> [Your objective]: Copy the items below word for word, starting with their first line and ending with the line that contains "y-tick-label: 50,00 (67, 262, 108, 280)", including both of those lines.

> [Provided entries]:
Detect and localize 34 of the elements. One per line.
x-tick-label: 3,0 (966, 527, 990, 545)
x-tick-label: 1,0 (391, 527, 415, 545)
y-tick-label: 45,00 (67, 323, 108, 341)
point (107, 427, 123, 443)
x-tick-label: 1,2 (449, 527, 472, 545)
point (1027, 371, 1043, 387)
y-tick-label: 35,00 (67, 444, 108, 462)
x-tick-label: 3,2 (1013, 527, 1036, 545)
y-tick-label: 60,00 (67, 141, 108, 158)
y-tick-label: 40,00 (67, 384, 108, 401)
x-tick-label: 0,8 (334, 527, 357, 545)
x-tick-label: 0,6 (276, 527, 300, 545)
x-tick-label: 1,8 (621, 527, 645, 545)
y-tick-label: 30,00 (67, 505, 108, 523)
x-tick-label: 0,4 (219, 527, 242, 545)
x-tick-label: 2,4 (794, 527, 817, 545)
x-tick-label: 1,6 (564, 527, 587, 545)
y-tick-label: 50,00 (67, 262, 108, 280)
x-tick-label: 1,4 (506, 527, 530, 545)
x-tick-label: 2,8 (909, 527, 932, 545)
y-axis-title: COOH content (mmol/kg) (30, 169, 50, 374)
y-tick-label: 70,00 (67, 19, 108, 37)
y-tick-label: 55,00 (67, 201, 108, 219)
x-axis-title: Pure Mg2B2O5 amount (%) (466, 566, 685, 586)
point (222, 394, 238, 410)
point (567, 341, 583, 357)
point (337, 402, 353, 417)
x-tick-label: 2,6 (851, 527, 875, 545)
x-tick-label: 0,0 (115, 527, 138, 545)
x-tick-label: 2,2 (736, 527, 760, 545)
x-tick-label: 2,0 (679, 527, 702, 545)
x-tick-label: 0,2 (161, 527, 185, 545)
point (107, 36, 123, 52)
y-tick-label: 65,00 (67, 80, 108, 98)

> [Response to the exercise]:
Detect and localize 34 of the elements. One per line.
x-tick-label: 3,0 (966, 527, 990, 545)
x-tick-label: 1,0 (391, 527, 415, 545)
y-tick-label: 45,00 (67, 323, 108, 341)
point (107, 427, 123, 443)
x-tick-label: 1,2 (449, 527, 472, 545)
point (1027, 371, 1043, 387)
y-tick-label: 35,00 (67, 444, 108, 462)
x-tick-label: 3,2 (1013, 527, 1036, 545)
y-tick-label: 60,00 (67, 141, 108, 158)
y-tick-label: 40,00 (67, 384, 108, 401)
x-tick-label: 0,8 (334, 527, 357, 545)
x-tick-label: 0,6 (276, 527, 300, 545)
x-tick-label: 1,8 (621, 527, 645, 545)
y-tick-label: 30,00 (67, 505, 108, 523)
x-tick-label: 0,4 (219, 527, 242, 545)
x-tick-label: 2,4 (794, 527, 817, 545)
x-tick-label: 1,6 (564, 527, 587, 545)
y-tick-label: 50,00 (67, 262, 108, 280)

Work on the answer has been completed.